== Exercise brief ==
Copy each line below that includes "EURTRY".

[Entries with figure data]
+===+
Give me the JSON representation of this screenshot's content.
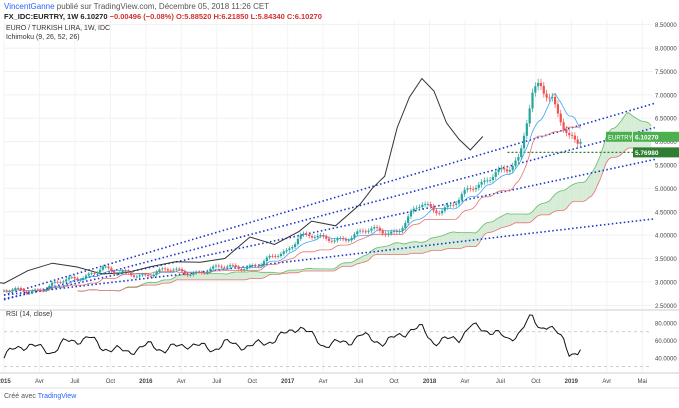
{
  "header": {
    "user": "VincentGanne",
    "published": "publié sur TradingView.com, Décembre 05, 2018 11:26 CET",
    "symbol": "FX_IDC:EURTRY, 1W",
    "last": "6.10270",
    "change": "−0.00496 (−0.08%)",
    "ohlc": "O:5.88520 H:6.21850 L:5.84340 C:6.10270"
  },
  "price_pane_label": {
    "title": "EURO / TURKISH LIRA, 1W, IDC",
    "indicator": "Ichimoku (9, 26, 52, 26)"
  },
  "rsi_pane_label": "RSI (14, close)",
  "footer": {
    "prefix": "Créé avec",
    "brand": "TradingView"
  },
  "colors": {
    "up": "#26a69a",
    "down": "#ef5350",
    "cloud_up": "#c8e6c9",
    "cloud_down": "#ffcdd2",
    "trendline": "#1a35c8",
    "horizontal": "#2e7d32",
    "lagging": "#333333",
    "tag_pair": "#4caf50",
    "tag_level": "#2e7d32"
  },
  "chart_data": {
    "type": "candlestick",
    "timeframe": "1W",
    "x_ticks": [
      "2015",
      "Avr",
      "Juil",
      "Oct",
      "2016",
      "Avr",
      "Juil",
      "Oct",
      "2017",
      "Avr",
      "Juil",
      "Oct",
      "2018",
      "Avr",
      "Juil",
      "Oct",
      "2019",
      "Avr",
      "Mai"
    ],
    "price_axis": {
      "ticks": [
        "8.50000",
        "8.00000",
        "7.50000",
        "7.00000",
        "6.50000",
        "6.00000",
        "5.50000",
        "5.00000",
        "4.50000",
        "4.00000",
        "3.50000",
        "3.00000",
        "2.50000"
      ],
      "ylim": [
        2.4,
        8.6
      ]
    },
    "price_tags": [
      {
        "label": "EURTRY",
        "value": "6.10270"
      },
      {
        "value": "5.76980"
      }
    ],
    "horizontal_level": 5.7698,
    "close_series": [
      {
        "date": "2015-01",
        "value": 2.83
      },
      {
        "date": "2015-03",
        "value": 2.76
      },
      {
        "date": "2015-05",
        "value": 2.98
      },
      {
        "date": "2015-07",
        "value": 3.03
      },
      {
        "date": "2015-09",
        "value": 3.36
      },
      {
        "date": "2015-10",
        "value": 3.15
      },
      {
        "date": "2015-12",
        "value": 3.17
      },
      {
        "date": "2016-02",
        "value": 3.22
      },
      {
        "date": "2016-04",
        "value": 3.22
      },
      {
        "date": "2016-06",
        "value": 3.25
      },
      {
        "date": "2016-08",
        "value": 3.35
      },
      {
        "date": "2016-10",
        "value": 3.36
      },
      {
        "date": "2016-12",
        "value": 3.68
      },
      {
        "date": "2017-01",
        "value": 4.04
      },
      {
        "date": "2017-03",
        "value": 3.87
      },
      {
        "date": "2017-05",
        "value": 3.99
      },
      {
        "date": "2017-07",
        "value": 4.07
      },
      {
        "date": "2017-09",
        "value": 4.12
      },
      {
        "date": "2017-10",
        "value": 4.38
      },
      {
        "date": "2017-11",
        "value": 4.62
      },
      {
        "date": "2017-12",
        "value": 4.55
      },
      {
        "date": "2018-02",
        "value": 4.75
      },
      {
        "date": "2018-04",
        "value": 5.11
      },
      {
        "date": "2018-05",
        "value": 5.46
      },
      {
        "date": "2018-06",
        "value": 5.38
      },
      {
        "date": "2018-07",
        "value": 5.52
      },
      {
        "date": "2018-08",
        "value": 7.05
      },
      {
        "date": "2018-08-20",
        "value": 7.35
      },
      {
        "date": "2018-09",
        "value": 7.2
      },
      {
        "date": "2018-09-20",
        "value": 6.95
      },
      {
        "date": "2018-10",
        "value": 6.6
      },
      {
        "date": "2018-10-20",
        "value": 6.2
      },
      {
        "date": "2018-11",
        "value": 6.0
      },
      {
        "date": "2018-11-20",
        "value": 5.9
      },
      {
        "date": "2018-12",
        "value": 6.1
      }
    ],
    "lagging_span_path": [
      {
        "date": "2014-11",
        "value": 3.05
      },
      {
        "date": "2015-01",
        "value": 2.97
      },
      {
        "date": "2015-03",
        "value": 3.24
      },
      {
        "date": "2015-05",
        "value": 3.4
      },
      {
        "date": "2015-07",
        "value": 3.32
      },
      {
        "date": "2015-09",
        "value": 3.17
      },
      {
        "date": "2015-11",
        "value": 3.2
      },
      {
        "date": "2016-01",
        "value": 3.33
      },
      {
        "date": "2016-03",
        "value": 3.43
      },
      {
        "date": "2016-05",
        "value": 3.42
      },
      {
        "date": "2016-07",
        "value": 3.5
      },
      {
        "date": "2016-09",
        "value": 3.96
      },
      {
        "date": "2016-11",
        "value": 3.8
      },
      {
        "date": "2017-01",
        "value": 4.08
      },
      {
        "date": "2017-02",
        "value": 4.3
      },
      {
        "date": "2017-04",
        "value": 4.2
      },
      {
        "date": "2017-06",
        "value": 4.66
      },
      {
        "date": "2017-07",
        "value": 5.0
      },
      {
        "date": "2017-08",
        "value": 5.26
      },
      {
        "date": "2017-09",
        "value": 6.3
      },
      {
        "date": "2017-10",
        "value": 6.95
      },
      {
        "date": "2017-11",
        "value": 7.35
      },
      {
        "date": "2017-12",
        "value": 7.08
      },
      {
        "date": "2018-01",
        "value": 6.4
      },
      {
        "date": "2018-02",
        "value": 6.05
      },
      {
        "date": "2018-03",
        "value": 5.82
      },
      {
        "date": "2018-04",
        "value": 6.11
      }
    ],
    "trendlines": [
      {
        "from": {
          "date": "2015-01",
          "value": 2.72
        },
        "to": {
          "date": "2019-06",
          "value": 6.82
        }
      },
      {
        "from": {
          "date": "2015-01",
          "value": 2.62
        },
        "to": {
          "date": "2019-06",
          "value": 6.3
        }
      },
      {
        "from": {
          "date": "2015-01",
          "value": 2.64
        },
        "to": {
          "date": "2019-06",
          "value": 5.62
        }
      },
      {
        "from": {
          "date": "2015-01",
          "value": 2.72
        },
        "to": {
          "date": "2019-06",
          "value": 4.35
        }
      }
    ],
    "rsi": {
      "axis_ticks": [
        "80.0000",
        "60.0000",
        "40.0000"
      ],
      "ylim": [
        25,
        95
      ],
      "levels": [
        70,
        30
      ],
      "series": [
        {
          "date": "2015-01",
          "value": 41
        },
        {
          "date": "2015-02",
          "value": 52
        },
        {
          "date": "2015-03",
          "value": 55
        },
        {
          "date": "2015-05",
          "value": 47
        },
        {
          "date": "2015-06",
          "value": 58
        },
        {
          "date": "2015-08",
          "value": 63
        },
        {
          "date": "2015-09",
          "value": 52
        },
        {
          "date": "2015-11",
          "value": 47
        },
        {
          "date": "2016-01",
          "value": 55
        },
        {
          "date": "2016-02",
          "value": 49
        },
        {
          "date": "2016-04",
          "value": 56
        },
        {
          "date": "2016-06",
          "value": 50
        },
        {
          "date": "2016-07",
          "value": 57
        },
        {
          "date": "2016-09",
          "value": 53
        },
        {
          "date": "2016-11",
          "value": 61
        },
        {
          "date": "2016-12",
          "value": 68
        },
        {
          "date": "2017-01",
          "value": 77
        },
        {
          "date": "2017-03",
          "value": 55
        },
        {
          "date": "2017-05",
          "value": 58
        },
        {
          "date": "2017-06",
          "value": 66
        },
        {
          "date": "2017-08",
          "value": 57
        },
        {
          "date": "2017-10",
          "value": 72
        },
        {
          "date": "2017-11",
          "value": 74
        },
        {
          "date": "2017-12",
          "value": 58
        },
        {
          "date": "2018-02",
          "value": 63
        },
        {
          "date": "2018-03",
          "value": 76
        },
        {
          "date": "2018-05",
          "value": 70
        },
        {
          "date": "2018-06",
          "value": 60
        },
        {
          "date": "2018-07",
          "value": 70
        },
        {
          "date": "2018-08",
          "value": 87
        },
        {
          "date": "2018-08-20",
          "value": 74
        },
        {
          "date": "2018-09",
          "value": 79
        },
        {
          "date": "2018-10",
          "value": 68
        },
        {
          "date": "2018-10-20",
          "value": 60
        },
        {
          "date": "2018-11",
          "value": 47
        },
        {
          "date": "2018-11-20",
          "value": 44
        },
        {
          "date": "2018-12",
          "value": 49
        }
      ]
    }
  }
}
+===+
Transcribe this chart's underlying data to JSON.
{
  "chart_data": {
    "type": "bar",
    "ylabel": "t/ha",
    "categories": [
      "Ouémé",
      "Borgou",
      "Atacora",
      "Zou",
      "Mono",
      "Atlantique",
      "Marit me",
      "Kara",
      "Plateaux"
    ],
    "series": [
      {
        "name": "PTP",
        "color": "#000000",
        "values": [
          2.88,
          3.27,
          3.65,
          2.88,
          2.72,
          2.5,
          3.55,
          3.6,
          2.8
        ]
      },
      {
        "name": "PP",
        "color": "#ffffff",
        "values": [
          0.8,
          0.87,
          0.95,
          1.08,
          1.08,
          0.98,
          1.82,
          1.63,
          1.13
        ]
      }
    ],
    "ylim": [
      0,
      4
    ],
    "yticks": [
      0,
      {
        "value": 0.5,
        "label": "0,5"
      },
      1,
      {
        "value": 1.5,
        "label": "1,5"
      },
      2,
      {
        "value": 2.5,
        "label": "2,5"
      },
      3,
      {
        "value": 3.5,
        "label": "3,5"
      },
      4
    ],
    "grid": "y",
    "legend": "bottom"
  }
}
+===+
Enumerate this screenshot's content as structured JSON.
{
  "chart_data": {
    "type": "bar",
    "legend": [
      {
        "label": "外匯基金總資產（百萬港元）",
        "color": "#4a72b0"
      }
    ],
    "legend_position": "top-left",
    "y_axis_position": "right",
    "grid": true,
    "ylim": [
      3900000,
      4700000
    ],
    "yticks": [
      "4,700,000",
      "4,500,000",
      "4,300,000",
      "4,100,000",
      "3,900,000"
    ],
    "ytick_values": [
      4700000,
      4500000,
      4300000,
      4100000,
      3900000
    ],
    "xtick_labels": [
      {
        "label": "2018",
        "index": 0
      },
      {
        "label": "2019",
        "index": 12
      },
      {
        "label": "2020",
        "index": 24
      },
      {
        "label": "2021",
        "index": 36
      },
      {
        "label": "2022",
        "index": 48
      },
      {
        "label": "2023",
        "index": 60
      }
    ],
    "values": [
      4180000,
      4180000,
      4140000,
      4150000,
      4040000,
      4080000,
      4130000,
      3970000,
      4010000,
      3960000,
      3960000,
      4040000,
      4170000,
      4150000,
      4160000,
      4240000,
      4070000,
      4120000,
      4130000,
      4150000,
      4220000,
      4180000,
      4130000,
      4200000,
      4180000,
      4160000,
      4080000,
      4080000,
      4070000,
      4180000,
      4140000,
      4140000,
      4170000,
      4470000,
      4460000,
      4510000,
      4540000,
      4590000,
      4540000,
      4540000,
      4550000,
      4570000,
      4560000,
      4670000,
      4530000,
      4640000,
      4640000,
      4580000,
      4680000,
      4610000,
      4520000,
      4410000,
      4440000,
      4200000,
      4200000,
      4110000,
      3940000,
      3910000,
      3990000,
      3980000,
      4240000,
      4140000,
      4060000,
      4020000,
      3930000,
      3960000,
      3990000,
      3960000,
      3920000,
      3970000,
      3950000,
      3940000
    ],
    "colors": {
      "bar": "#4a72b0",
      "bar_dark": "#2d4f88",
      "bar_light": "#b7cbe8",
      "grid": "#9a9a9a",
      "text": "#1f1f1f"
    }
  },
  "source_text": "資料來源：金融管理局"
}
+===+
== Answer ==
    "symbol": "FX_IDC:EURTRY, 1W",
        "label": "EURTRY",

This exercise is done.